Excerpts from an interface dataset
=-=-=
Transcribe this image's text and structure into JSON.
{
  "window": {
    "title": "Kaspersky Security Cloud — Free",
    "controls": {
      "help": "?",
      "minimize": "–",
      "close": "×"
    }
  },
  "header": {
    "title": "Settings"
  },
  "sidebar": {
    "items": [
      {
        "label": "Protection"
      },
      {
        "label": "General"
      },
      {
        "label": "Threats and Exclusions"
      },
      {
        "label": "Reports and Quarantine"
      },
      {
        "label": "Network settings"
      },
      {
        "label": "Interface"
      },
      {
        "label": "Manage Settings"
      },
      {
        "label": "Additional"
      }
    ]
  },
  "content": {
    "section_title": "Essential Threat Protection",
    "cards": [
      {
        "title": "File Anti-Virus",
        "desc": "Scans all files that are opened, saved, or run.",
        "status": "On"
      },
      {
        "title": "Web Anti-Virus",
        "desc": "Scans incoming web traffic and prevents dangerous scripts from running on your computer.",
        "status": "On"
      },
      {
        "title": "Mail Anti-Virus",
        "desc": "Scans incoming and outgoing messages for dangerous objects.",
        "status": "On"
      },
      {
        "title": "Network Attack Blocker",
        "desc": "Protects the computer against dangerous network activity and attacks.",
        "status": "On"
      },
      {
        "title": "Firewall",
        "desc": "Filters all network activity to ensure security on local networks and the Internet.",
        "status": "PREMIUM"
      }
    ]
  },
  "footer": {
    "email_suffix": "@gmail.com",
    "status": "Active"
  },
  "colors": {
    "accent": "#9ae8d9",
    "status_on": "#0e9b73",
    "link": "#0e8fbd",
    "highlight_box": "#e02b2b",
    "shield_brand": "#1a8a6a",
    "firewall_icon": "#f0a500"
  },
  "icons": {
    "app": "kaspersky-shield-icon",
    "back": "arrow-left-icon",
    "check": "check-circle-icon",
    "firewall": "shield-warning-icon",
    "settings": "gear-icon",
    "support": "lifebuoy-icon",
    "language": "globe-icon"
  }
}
=-=-=
#### Aim of the exercise
Find the lines in the data that hold the word "computer". Reply with how many there are and nothing more.

#### Answer to the problem
2